SHORT EXERCISE. Scan the material that follows. Copy every line containing the word "Länge".

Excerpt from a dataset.

......

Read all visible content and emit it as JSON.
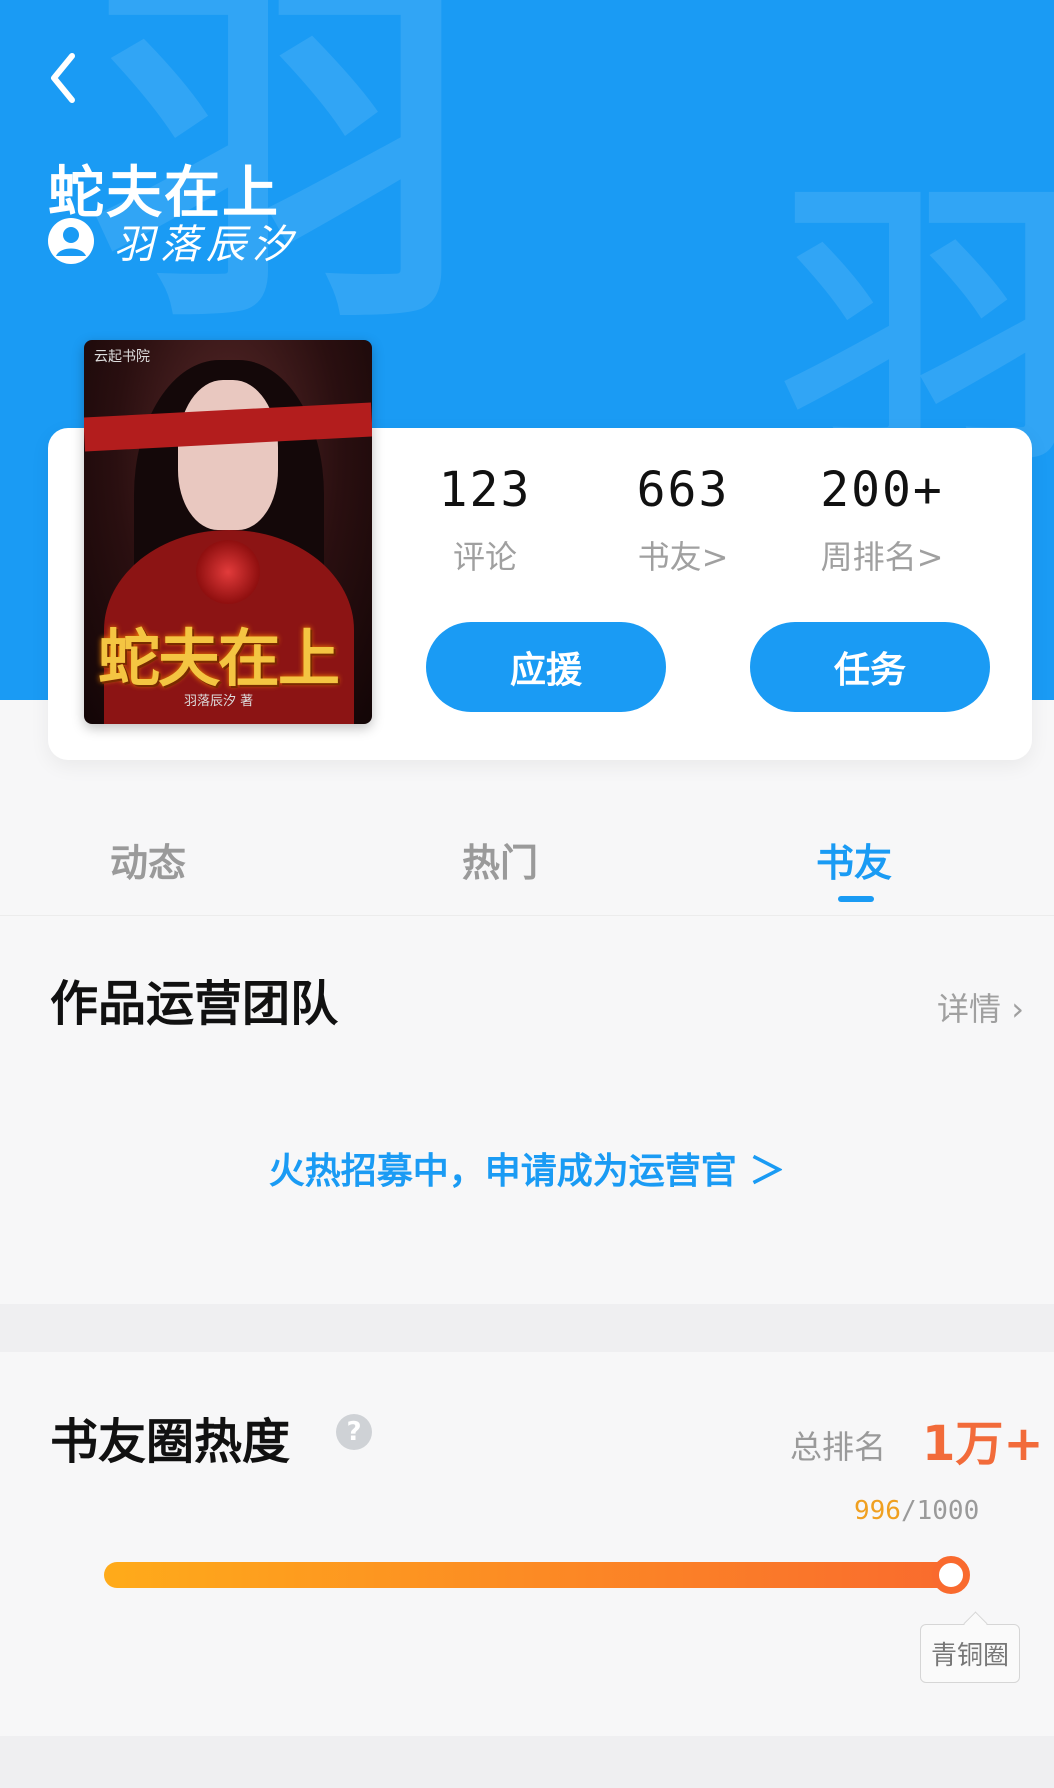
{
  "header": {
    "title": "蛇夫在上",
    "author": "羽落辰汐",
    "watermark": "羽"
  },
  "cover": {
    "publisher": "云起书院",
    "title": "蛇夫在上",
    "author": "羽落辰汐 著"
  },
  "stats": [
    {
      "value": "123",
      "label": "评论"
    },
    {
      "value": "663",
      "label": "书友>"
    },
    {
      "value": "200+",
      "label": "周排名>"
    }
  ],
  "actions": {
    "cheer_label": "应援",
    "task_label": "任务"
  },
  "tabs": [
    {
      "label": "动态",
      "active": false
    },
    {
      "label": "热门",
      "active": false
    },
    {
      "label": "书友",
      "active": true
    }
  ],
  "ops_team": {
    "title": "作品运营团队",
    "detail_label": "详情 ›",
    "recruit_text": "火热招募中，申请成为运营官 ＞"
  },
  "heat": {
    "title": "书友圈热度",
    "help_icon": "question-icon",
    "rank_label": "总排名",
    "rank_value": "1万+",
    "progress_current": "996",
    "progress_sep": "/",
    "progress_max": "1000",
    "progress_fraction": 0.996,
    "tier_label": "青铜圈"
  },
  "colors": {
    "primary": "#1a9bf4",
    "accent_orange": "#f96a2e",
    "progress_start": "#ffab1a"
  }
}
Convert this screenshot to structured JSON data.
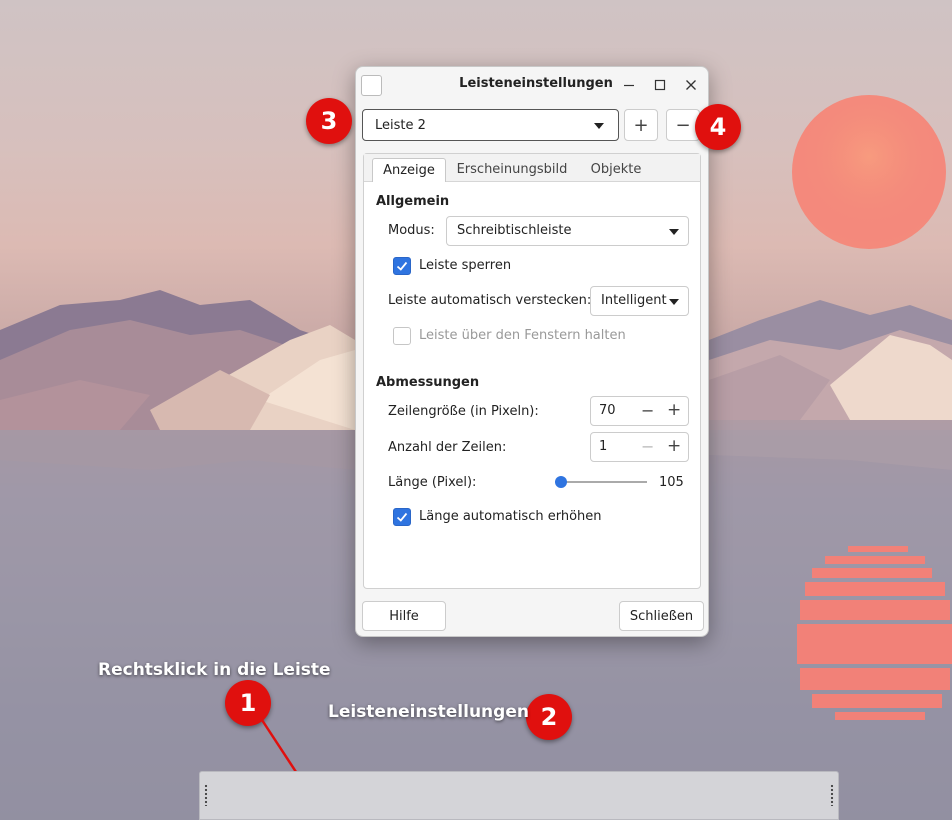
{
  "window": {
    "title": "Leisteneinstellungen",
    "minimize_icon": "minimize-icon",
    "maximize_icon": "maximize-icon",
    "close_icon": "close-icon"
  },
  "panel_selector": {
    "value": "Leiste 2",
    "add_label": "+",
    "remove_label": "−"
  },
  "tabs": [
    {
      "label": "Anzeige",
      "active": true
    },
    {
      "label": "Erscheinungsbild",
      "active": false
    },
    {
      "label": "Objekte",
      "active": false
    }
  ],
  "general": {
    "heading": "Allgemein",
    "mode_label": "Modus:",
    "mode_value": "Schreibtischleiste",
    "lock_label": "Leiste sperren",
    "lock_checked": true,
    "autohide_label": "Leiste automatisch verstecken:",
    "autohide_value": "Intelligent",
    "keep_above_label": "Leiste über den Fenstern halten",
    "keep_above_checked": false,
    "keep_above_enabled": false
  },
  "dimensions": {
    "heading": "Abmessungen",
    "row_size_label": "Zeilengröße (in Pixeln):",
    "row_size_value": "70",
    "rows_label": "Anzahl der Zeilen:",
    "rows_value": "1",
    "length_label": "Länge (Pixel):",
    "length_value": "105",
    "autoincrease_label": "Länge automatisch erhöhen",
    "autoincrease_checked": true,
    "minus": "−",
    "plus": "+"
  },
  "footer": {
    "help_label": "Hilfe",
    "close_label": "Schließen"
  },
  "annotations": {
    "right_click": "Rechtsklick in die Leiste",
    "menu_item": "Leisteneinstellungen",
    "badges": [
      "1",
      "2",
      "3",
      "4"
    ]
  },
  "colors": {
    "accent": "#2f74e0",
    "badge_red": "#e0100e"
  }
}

......

SOLUTION TO THIS EXERCISE.
    "length_label": "Länge (Pixel):",
    "autoincrease_label": "Länge automatisch erhöhen",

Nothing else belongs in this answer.